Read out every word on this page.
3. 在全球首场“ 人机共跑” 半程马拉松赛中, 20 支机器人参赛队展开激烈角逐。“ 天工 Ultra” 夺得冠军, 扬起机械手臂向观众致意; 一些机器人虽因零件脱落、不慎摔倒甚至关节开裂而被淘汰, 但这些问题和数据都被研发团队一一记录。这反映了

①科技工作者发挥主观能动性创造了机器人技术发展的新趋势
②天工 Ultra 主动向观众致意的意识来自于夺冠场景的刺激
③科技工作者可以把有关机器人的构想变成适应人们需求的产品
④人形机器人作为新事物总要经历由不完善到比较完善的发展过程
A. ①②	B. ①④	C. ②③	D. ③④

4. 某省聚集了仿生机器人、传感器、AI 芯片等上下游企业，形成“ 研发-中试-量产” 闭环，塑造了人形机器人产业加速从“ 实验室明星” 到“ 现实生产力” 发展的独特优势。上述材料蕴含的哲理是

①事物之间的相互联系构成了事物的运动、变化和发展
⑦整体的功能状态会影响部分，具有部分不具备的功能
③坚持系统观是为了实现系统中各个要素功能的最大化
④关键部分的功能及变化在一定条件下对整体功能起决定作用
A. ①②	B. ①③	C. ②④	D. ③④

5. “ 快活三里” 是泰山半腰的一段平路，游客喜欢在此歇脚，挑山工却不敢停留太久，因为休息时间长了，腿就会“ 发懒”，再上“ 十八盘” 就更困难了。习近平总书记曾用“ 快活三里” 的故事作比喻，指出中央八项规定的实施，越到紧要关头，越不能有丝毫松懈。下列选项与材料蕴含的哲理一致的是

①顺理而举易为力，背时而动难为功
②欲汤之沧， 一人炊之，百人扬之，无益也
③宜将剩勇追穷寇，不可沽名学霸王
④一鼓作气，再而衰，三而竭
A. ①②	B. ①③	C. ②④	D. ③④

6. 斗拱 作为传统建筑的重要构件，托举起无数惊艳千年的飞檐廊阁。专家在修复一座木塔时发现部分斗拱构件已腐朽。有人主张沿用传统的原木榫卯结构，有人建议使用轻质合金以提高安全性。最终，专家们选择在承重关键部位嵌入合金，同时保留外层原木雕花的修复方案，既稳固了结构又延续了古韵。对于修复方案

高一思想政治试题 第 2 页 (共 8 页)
--------------------
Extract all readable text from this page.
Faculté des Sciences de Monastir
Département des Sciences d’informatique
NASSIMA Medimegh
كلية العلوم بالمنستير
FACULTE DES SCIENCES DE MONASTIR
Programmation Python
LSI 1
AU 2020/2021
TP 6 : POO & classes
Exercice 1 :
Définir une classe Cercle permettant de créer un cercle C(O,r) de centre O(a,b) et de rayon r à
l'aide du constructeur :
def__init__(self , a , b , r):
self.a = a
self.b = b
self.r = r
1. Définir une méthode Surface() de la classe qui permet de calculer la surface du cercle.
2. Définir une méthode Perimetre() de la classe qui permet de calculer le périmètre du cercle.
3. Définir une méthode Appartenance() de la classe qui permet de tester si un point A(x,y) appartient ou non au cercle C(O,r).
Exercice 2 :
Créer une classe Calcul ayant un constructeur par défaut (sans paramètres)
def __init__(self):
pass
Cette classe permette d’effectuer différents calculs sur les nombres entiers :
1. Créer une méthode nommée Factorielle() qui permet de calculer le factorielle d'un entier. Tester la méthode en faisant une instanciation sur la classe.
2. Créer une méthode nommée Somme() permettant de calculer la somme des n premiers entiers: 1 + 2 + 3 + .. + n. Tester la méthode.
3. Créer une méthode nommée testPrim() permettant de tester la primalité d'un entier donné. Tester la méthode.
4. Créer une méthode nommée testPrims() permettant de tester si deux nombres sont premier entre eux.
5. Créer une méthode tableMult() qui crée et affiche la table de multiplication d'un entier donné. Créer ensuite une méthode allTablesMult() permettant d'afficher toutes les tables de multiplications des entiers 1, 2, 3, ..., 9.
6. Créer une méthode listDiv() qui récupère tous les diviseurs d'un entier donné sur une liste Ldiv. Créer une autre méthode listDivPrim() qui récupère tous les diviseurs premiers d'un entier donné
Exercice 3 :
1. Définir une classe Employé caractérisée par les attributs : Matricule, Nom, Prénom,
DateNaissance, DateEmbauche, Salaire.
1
--------------------
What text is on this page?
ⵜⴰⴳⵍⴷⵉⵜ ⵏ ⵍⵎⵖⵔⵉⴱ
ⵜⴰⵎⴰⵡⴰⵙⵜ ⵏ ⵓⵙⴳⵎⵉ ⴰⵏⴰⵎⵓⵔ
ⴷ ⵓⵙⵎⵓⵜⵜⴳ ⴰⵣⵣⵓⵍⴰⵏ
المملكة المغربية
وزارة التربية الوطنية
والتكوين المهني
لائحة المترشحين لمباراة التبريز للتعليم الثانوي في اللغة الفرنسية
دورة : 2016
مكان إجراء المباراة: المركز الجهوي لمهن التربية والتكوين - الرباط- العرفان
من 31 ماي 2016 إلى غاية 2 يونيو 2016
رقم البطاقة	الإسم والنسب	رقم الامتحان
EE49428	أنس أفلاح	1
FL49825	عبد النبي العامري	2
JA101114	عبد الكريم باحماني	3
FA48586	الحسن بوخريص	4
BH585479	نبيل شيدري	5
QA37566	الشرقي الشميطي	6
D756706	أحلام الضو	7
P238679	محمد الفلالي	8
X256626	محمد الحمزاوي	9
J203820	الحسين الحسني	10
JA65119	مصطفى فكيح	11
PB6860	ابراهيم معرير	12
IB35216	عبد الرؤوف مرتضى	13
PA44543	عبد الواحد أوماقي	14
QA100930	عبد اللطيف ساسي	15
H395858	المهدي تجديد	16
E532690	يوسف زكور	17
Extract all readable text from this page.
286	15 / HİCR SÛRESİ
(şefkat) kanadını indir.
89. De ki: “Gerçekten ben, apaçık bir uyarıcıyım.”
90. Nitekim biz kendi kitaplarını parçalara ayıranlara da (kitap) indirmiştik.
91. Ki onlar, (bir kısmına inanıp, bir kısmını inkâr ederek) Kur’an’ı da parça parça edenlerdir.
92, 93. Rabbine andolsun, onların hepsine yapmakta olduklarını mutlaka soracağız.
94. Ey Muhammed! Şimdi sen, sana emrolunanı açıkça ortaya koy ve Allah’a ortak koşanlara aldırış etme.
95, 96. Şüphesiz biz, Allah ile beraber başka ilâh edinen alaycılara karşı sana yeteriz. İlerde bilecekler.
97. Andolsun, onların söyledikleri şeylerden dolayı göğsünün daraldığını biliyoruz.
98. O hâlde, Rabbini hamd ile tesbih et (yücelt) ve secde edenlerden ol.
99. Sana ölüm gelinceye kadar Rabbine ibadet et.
--------------------
Copy every line in the entries above that has the string "Ultra" in it.

*Complete output*:
3. 在全球首场“ 人机共跑” 半程马拉松赛中, 20 支机器人参赛队展开激烈角逐。“ 天工 Ultra” 夺得冠军, 扬起机械手臂向观众致意; 一些机器人虽因零件脱落、不慎摔倒甚至关节开裂而被淘汰, 但这些问题和数据都被研发团队一一记录。这反映了
②天工 Ultra 主动向观众致意的意识来自于夺冠场景的刺激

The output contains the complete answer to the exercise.